● PROBLEM REQUIREMENTS: Swap "y-tick-label" for "y-axis-tick" in the data lines starting at the one containing "legend-label: mean bbox=[860, 37, 897, 52]" and ending at the one containing "legend: mean -1 std_dev +1 std_dev bbox=[815, 308, 946, 376]". Return only those lines, with nothing else changed.

● Spatial annotation entries:
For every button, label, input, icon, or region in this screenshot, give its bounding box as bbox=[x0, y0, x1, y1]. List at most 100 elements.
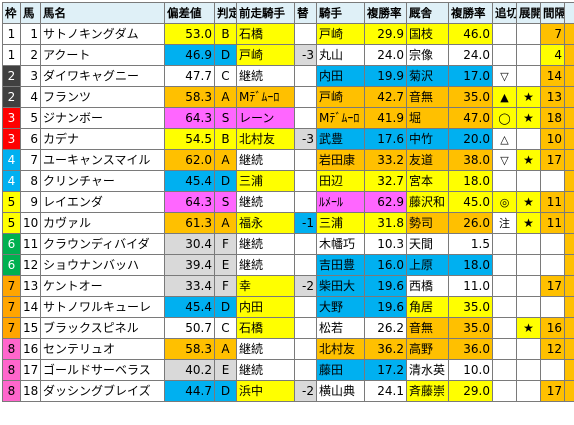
jockey-switch bbox=[295, 24, 317, 45]
jockey-switch bbox=[295, 318, 317, 339]
prev-jockey: 石橋 bbox=[237, 318, 295, 339]
horse-name: サトノキングダム bbox=[41, 24, 165, 45]
deviation-value: 45.4 bbox=[165, 171, 215, 192]
training-mark: △ bbox=[493, 129, 517, 150]
jockey: 内田 bbox=[317, 66, 365, 87]
race-table-container: 枠馬馬名偏差値判定前走騎手替騎手複勝率厩舎複勝率追切展開間隔 11サトノキングダ… bbox=[2, 2, 572, 402]
header-grade[interactable]: 判定 bbox=[215, 3, 237, 24]
jockey: 木幡巧 bbox=[317, 234, 365, 255]
horse-name: ダッシングブレイズ bbox=[41, 381, 165, 402]
stable: 勢司 bbox=[407, 213, 449, 234]
tenkai-mark bbox=[517, 276, 541, 297]
grade: S bbox=[215, 192, 237, 213]
horse-name: ブラックスピネル bbox=[41, 318, 165, 339]
jockey: Mﾃﾞﾑｰﾛ bbox=[317, 108, 365, 129]
header-switch[interactable]: 替 bbox=[295, 3, 317, 24]
training-mark: ▽ bbox=[493, 150, 517, 171]
training-mark bbox=[493, 318, 517, 339]
horse-name: ジナンボー bbox=[41, 108, 165, 129]
header-prev-jockey[interactable]: 前走騎手 bbox=[237, 3, 295, 24]
stable: 中竹 bbox=[407, 129, 449, 150]
header-jockey[interactable]: 騎手 bbox=[317, 3, 365, 24]
header-tenkai[interactable]: 展開 bbox=[517, 3, 541, 24]
last-value bbox=[565, 276, 574, 297]
last-value: 4 bbox=[565, 150, 574, 171]
stable: 菊沢 bbox=[407, 66, 449, 87]
jockey-rate: 16.0 bbox=[365, 255, 407, 276]
stable: 宗像 bbox=[407, 45, 449, 66]
header-waku[interactable]: 枠 bbox=[3, 3, 21, 24]
header-uma[interactable]: 馬 bbox=[21, 3, 41, 24]
jockey: 戸崎 bbox=[317, 24, 365, 45]
tenkai-mark bbox=[517, 171, 541, 192]
header-last[interactable] bbox=[565, 3, 574, 24]
grade: F bbox=[215, 276, 237, 297]
jockey-rate: 19.6 bbox=[365, 297, 407, 318]
interval: 17 bbox=[541, 150, 565, 171]
training-mark: ▽ bbox=[493, 66, 517, 87]
prev-jockey: 幸 bbox=[237, 276, 295, 297]
jockey-rate: 26.2 bbox=[365, 318, 407, 339]
last-value bbox=[565, 171, 574, 192]
training-mark bbox=[493, 276, 517, 297]
prev-jockey: Mﾃﾞﾑｰﾛ bbox=[237, 87, 295, 108]
header-training[interactable]: 追切 bbox=[493, 3, 517, 24]
tenkai-mark bbox=[517, 24, 541, 45]
interval: 10 bbox=[541, 129, 565, 150]
horse-name: ショウナンバッハ bbox=[41, 255, 165, 276]
training-mark bbox=[493, 234, 517, 255]
last-value: 2 bbox=[565, 45, 574, 66]
horse-name: ケントオー bbox=[41, 276, 165, 297]
grade: C bbox=[215, 318, 237, 339]
training-mark: ▲ bbox=[493, 87, 517, 108]
jockey-switch: -1 bbox=[295, 213, 317, 234]
jockey: 武豊 bbox=[317, 129, 365, 150]
stable-rate: 18.0 bbox=[449, 255, 493, 276]
waku-cell: 2 bbox=[3, 87, 21, 108]
interval: 16 bbox=[541, 318, 565, 339]
deviation-value: 53.0 bbox=[165, 24, 215, 45]
waku-cell: 6 bbox=[3, 255, 21, 276]
training-mark bbox=[493, 297, 517, 318]
header-interval[interactable]: 間隔 bbox=[541, 3, 565, 24]
training-mark bbox=[493, 381, 517, 402]
header-horse-name[interactable]: 馬名 bbox=[41, 3, 165, 24]
header-jockey-rate[interactable]: 複勝率 bbox=[365, 3, 407, 24]
deviation-value: 54.5 bbox=[165, 129, 215, 150]
horse-number: 8 bbox=[21, 171, 41, 192]
jockey-rate: 17.2 bbox=[365, 360, 407, 381]
deviation-value: 33.4 bbox=[165, 276, 215, 297]
waku-cell: 5 bbox=[3, 192, 21, 213]
header-deviation[interactable]: 偏差値 bbox=[165, 3, 215, 24]
interval bbox=[541, 234, 565, 255]
last-value: 7 bbox=[565, 213, 574, 234]
deviation-value: 61.3 bbox=[165, 213, 215, 234]
jockey-rate: 19.6 bbox=[365, 276, 407, 297]
stable-rate: 45.0 bbox=[449, 192, 493, 213]
header-stable[interactable]: 厩舎 bbox=[407, 3, 449, 24]
header-stable-rate[interactable]: 複勝率 bbox=[449, 3, 493, 24]
deviation-value: 62.0 bbox=[165, 150, 215, 171]
jockey-rate: 24.1 bbox=[365, 381, 407, 402]
jockey: 三浦 bbox=[317, 213, 365, 234]
last-value bbox=[565, 297, 574, 318]
grade: C bbox=[215, 66, 237, 87]
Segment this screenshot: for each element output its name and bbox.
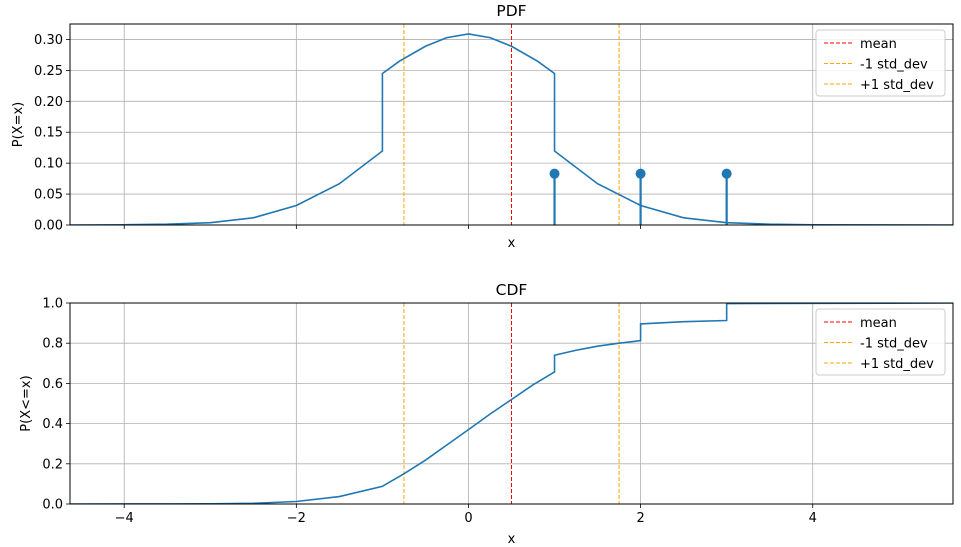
legend-label: mean bbox=[860, 37, 897, 52]
legend-label: +1 std_dev bbox=[860, 78, 934, 93]
x-tick-label: 0 bbox=[464, 511, 472, 526]
stem-marker bbox=[635, 168, 646, 179]
chart-title: PDF bbox=[496, 2, 526, 20]
y-tick-label: 0.20 bbox=[34, 95, 63, 110]
legend-box bbox=[815, 29, 946, 97]
y-tick-label: 0.25 bbox=[34, 64, 63, 79]
y-tick-label: 0.10 bbox=[34, 157, 63, 172]
legend: mean -1 std_dev +1 std_dev bbox=[815, 308, 946, 376]
series-line bbox=[70, 33, 953, 225]
legend: mean -1 std_dev +1 std_dev bbox=[815, 29, 946, 97]
x-axis-label: x bbox=[508, 236, 516, 251]
x-tick-label: 4 bbox=[809, 511, 817, 526]
y-tick-label: 0.8 bbox=[42, 337, 63, 352]
y-axis-label: P(X=x) bbox=[11, 102, 26, 147]
series-line bbox=[70, 303, 953, 504]
y-tick-label: 0.2 bbox=[42, 457, 63, 472]
stem-marker bbox=[549, 168, 560, 179]
y-axis-label: P(X<=x) bbox=[19, 375, 34, 431]
y-tick-label: 0.4 bbox=[42, 417, 63, 432]
legend-label: -1 std_dev bbox=[860, 58, 928, 73]
y-tick-label: 0.05 bbox=[34, 188, 63, 203]
chart-title: CDF bbox=[496, 281, 528, 299]
y-tick-label: 0.00 bbox=[34, 219, 63, 234]
legend-label: mean bbox=[860, 316, 897, 331]
x-tick-label: −2 bbox=[287, 511, 306, 526]
chart-panel-2: −4 −2 0 2 4 0.0 0.2 0.4 0.6 0.8 1.0 CDF x P(X<=x) mean… bbox=[19, 281, 954, 547]
x-axis-label: x bbox=[508, 532, 516, 547]
y-tick-label: 1.0 bbox=[42, 297, 63, 312]
stem-marker bbox=[721, 168, 732, 179]
x-tick-label: −4 bbox=[115, 511, 134, 526]
axes-frame bbox=[69, 23, 954, 226]
legend-box bbox=[815, 308, 946, 376]
x-tick-label: 2 bbox=[636, 511, 644, 526]
y-tick-label: 0.30 bbox=[34, 33, 63, 48]
legend-label: -1 std_dev bbox=[860, 337, 928, 352]
legend-label: +1 std_dev bbox=[860, 357, 934, 372]
chart-panel-1: 0.00 0.05 0.10 0.15 0.20 0.25 0.30 PDF x P(X=x) me… bbox=[11, 2, 954, 251]
axes-frame bbox=[69, 302, 954, 505]
y-tick-label: 0.15 bbox=[34, 126, 63, 141]
y-tick-label: 0.6 bbox=[42, 377, 63, 392]
y-tick-label: 0.0 bbox=[42, 498, 63, 513]
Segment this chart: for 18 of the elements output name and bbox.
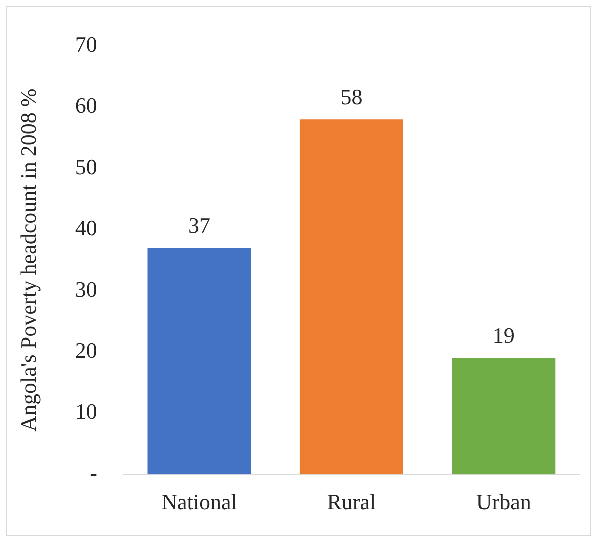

● WORKED ANSWER:
legend-label: mean bbox=[860, 37, 897, 52]
legend-label: +1 std_dev bbox=[860, 78, 934, 93]
x-tick-label: 0 bbox=[464, 511, 472, 526]
stem-marker bbox=[635, 168, 646, 179]
chart-title: PDF bbox=[496, 2, 526, 20]
y-axis-tick: 0.20 bbox=[34, 95, 63, 110]
legend-box bbox=[815, 29, 946, 97]
y-axis-tick: 0.25 bbox=[34, 64, 63, 79]
y-axis-tick: 0.10 bbox=[34, 157, 63, 172]
legend: mean -1 std_dev +1 std_dev bbox=[815, 308, 946, 376]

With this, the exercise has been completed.